— Stored data entries —
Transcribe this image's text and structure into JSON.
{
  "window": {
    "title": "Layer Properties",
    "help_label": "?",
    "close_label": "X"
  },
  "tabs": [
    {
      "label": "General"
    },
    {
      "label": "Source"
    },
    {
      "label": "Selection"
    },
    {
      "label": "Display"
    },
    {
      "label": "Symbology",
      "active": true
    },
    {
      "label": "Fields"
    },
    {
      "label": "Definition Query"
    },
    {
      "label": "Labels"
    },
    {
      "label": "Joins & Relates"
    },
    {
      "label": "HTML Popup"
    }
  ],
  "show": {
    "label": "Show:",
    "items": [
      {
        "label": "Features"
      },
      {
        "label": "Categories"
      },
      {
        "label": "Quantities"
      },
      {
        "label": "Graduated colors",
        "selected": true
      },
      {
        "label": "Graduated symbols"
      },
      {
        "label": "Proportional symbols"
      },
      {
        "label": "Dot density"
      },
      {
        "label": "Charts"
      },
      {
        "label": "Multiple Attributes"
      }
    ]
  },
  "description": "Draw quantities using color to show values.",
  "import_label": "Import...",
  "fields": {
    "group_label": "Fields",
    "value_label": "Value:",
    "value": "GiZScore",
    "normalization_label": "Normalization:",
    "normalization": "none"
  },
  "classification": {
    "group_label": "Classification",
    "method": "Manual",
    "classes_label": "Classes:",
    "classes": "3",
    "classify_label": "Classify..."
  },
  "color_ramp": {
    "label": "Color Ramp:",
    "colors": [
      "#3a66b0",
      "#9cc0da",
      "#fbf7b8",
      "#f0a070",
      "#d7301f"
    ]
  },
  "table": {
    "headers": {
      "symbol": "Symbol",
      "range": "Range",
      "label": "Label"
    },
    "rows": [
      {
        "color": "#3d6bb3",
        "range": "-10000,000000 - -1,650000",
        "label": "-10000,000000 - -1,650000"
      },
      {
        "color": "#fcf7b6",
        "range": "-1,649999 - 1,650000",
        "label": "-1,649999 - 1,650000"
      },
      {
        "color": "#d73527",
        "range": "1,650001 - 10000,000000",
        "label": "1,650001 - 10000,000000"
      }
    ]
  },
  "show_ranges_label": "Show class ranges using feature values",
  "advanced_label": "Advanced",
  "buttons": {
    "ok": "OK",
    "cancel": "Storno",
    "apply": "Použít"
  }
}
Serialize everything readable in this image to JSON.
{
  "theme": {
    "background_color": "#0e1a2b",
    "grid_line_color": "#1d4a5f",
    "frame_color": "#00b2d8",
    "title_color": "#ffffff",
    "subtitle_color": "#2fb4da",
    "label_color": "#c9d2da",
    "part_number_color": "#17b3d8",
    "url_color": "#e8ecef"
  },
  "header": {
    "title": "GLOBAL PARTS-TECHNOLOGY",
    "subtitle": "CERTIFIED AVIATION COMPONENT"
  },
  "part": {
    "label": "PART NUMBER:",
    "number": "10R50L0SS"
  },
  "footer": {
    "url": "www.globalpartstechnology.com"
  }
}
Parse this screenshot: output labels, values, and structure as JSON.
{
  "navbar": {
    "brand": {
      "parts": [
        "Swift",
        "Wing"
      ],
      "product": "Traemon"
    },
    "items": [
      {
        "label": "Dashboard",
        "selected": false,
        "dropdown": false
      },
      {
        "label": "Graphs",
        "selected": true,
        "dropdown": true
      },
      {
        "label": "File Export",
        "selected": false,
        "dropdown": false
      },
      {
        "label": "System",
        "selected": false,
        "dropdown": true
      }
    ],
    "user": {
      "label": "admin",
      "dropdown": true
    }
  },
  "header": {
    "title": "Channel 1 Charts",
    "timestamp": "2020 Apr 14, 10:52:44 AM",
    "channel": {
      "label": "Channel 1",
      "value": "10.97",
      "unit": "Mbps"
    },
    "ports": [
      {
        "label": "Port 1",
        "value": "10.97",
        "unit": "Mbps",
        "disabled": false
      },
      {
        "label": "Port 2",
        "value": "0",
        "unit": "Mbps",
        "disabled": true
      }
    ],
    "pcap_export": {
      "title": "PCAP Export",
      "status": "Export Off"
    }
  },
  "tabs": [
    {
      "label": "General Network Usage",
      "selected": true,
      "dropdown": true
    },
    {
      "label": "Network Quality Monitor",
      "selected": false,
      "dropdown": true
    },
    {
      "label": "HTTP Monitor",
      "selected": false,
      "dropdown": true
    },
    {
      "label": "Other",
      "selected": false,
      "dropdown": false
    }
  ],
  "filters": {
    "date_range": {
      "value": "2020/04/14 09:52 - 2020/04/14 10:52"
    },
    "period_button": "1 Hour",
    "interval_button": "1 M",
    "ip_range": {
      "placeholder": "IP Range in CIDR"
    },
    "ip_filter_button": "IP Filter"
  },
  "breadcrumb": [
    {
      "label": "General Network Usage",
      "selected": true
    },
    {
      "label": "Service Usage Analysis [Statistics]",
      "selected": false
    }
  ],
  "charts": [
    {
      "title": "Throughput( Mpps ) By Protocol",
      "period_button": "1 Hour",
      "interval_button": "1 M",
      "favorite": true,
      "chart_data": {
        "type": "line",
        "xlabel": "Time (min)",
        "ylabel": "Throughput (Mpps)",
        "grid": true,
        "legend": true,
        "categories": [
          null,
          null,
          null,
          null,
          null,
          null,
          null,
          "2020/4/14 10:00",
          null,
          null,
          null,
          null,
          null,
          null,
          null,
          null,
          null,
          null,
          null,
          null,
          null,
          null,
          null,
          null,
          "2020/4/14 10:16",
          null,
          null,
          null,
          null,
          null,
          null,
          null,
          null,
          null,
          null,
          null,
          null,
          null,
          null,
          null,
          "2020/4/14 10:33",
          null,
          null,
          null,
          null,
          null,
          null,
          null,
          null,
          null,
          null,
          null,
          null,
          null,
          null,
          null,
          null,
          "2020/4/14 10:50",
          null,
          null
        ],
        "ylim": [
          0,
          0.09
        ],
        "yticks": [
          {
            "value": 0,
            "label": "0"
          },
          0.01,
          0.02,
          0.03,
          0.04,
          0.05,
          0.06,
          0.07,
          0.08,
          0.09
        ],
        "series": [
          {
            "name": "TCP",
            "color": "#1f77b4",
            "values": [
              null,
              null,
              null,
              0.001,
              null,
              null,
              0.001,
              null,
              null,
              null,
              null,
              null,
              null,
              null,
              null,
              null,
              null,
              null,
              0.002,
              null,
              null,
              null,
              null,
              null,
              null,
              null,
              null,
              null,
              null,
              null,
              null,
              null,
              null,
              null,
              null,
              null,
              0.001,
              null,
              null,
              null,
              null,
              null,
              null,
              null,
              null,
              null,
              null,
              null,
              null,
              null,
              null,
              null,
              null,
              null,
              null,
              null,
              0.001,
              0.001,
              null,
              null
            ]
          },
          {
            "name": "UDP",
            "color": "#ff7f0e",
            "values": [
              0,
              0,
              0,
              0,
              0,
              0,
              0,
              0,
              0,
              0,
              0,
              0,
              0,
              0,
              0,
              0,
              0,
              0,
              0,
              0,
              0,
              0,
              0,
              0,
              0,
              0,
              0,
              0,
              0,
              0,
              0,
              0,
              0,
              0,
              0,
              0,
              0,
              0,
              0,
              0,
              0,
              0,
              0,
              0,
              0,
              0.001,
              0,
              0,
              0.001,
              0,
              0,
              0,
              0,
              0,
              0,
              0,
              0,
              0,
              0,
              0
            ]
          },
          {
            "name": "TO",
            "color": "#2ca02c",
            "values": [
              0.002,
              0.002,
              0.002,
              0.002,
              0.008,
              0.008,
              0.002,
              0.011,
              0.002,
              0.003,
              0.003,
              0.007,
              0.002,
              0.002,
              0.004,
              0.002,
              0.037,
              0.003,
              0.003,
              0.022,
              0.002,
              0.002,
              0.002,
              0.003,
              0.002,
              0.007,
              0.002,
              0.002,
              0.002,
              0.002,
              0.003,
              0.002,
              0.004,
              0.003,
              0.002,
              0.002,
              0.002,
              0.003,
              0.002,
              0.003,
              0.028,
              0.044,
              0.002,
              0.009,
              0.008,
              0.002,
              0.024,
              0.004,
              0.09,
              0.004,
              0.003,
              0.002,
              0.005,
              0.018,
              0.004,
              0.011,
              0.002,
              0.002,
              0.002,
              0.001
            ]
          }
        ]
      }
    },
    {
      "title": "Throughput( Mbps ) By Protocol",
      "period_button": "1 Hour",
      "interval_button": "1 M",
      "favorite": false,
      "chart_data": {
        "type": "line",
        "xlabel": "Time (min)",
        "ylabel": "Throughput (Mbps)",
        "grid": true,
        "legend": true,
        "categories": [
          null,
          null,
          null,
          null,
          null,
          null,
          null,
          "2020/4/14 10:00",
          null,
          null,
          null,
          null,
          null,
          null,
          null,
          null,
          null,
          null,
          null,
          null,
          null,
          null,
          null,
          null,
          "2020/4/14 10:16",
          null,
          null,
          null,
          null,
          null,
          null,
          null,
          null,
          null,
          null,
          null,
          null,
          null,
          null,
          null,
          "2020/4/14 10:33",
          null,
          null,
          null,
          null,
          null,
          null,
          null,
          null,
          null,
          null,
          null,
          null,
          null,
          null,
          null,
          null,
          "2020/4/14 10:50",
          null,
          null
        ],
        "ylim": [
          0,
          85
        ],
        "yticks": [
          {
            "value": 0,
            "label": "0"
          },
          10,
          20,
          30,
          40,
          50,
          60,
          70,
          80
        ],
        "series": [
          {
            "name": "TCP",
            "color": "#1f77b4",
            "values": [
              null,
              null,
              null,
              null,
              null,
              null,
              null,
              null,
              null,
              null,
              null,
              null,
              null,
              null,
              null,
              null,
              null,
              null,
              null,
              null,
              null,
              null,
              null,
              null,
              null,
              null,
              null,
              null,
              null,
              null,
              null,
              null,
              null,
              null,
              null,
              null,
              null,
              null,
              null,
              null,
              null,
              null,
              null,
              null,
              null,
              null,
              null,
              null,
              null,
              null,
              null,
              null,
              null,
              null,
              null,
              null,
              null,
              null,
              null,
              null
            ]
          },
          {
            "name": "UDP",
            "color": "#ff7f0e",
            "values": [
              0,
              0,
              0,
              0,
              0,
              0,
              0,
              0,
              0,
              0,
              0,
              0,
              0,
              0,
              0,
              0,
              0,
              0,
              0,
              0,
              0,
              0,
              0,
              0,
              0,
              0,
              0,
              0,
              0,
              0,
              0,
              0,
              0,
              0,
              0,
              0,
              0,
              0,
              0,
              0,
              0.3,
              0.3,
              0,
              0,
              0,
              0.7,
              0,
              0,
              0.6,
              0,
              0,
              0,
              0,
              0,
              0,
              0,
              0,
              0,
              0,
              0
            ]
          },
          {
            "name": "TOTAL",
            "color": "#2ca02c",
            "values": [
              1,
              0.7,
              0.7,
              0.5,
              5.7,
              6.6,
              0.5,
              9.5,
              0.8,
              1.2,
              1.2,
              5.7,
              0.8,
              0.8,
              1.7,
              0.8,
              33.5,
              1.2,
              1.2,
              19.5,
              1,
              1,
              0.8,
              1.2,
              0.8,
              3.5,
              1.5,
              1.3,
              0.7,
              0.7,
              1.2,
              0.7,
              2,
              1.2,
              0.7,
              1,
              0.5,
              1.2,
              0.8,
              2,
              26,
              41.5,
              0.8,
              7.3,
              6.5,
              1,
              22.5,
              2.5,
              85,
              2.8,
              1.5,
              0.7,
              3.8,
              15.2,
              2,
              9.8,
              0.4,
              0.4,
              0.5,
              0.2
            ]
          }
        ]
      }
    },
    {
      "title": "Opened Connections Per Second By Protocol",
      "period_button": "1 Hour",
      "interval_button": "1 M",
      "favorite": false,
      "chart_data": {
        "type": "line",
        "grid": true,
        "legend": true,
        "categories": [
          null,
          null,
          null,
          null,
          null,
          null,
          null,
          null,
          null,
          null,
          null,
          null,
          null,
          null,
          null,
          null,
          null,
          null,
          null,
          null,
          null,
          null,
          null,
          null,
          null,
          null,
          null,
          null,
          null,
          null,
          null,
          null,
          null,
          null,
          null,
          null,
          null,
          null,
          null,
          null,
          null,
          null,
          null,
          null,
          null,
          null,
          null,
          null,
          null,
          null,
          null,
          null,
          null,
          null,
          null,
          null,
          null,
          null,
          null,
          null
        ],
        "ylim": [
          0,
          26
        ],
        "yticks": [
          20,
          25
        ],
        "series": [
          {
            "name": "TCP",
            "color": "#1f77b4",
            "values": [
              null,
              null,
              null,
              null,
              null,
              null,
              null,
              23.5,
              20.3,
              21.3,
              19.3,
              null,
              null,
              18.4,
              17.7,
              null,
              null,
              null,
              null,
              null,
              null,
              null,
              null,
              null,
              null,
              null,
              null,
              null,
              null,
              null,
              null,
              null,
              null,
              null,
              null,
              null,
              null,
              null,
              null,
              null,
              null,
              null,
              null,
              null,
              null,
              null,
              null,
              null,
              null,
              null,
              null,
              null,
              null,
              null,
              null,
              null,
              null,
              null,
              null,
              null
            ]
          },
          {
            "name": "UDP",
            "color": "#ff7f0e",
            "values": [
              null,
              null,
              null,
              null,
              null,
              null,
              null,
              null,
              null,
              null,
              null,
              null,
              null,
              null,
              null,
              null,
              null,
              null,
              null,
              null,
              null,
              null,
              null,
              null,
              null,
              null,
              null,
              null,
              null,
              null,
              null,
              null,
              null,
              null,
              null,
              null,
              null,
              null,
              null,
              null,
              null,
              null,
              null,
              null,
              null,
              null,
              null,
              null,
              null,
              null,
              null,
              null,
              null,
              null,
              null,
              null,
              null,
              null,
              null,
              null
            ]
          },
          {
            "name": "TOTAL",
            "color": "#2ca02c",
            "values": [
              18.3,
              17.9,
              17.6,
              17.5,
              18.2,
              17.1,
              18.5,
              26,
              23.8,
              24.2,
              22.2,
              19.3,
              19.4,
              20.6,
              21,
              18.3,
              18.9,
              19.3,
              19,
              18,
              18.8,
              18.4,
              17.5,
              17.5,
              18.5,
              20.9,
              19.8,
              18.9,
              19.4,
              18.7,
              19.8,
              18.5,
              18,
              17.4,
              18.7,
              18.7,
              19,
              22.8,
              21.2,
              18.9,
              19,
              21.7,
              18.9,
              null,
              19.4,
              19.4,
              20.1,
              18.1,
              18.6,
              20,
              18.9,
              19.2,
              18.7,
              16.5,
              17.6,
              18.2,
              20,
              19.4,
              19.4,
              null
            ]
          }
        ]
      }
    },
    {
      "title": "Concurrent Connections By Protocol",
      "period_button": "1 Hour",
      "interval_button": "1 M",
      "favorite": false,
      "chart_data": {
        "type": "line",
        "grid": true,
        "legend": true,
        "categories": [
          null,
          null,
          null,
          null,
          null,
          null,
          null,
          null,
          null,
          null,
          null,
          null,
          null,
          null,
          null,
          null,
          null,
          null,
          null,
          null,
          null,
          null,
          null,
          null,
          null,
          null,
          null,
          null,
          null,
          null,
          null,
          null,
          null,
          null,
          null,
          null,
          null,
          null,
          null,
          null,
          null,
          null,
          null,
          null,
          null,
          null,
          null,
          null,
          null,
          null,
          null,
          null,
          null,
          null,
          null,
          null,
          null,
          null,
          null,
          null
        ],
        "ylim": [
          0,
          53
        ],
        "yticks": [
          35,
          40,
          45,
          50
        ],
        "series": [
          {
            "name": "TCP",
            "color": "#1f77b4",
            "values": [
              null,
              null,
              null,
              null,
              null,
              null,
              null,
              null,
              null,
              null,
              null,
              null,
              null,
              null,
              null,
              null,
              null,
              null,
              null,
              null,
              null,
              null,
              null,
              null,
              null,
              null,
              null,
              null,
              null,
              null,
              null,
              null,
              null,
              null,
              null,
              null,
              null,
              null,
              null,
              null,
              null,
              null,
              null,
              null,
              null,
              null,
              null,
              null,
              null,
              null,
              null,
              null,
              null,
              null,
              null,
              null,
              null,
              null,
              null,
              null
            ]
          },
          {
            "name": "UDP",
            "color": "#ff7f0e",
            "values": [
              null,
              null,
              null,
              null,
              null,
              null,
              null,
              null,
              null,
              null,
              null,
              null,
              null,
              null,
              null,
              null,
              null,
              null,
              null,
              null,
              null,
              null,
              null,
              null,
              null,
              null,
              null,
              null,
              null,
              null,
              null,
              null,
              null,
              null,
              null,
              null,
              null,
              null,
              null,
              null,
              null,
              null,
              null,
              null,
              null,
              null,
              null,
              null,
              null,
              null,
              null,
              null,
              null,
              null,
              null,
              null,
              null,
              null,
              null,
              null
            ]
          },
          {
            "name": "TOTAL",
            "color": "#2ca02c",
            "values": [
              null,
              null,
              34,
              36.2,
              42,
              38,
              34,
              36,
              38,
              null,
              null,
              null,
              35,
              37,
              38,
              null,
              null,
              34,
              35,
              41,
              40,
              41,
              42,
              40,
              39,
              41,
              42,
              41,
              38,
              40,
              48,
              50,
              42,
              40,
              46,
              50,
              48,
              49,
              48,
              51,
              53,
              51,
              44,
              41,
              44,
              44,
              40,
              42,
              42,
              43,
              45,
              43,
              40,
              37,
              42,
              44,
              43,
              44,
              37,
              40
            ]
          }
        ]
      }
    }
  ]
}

— Prompt —
Tally up the lines in the records containing the word "image", then give the count and nothing else.

— Exercise answer —
2